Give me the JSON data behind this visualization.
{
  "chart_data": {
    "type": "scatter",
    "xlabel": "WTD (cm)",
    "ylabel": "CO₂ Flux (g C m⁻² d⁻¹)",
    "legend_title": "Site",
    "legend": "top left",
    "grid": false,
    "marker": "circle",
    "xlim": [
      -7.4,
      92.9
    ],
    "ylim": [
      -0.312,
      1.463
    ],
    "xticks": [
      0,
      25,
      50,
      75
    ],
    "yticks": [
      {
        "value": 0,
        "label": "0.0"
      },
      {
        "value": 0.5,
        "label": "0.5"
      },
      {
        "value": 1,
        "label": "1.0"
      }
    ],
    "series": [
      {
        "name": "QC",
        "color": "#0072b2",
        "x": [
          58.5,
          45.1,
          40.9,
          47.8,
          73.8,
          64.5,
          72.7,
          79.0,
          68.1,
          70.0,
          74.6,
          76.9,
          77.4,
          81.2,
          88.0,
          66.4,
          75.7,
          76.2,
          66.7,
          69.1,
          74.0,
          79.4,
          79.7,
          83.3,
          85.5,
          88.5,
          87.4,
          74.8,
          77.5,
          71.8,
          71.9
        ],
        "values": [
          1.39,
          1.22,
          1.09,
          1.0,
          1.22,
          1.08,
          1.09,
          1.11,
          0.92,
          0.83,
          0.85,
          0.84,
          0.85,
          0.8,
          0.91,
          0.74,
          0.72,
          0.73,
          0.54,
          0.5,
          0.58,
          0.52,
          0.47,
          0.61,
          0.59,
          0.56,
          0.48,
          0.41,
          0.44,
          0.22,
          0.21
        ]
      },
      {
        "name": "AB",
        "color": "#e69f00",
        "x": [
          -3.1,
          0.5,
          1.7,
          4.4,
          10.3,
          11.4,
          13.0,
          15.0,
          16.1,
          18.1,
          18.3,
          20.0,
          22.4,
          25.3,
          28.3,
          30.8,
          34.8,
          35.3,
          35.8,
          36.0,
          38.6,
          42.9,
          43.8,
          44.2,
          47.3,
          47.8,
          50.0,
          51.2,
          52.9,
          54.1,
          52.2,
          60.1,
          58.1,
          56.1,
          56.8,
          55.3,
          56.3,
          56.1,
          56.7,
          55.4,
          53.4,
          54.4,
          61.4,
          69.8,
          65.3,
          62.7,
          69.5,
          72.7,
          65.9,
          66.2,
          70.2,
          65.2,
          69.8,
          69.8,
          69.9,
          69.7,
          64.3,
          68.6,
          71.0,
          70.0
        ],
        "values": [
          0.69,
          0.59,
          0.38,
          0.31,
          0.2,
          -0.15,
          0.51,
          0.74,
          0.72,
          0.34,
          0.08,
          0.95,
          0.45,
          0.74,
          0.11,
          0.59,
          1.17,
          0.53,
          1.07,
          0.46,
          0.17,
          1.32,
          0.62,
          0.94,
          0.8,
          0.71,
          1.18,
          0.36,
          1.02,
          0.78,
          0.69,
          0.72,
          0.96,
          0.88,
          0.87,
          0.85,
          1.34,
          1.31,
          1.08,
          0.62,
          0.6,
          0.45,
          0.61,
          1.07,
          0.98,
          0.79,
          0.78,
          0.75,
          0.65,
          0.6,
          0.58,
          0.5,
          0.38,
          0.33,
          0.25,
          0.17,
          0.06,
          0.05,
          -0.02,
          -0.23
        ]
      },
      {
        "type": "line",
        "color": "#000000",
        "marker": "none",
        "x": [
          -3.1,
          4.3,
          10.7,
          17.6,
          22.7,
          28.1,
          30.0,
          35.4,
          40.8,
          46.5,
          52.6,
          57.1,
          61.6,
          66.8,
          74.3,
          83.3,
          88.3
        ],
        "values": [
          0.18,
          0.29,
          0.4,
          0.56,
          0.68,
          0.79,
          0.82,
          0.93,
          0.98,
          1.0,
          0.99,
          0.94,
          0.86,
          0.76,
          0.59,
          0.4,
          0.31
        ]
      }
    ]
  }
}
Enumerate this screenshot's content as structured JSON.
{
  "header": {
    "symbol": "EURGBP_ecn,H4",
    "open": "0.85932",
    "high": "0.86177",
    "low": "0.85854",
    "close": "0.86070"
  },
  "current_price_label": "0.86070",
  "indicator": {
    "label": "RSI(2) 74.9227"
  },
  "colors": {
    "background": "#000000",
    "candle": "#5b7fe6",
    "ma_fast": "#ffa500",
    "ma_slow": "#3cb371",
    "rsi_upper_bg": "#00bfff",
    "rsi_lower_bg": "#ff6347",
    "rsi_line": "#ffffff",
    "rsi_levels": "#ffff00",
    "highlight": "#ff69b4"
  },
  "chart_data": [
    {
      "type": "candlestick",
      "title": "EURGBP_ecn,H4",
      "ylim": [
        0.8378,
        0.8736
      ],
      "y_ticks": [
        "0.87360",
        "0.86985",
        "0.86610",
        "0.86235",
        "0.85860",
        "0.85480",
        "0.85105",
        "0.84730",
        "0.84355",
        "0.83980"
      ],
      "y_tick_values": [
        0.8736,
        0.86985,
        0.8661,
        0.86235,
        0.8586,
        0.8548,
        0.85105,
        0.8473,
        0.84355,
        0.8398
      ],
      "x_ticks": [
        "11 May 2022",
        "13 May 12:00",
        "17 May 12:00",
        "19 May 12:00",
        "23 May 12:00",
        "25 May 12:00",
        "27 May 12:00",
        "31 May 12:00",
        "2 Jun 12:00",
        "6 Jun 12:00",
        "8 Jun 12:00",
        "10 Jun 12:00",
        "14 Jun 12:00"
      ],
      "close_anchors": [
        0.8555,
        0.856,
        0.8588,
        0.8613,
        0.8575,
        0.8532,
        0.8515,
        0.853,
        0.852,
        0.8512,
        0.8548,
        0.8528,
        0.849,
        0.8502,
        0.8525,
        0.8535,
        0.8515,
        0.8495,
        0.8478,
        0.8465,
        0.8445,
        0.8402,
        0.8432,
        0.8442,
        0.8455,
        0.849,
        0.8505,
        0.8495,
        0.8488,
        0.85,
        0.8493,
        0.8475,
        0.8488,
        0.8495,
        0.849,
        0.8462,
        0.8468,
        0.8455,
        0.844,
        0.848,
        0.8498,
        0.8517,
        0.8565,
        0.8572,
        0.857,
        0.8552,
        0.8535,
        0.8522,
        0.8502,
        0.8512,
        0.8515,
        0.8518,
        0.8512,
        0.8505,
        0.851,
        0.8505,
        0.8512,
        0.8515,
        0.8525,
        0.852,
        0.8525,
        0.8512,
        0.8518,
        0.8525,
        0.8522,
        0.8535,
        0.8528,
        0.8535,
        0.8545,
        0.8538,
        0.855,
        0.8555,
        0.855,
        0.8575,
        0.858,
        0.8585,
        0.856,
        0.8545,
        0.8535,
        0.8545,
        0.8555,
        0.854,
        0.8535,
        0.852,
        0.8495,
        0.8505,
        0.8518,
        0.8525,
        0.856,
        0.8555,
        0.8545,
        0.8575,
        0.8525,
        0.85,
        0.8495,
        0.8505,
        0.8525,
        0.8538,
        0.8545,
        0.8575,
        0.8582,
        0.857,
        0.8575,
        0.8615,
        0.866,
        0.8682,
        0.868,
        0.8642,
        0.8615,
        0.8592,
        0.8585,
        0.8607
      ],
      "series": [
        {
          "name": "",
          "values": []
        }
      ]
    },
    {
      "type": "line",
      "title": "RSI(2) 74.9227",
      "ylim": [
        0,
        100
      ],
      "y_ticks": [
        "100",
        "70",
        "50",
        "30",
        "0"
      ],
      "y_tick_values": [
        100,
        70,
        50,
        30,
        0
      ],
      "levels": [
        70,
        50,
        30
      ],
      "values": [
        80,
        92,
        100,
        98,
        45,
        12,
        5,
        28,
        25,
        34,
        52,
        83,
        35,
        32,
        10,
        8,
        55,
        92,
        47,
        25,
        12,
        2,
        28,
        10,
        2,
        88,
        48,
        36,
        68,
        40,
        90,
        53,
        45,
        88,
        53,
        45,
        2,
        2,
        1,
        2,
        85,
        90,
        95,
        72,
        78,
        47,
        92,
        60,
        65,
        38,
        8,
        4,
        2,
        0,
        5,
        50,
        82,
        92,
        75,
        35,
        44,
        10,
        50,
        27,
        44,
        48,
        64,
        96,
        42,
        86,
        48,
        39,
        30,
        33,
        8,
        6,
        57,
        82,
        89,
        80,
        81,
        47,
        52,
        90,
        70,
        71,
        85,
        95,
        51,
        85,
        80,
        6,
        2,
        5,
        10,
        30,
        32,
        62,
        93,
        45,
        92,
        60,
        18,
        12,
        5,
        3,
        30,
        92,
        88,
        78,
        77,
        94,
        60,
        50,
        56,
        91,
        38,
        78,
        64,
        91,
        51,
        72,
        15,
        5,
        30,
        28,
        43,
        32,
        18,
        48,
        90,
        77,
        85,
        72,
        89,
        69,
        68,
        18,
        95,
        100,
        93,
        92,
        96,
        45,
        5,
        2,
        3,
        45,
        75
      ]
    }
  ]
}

* _Instruction_: Out of the material above, gather each line where "type" appears.

* _Problem solution_:
    "type": "scatter",
        "type": "line",
      "type": "candlestick",
      "type": "line",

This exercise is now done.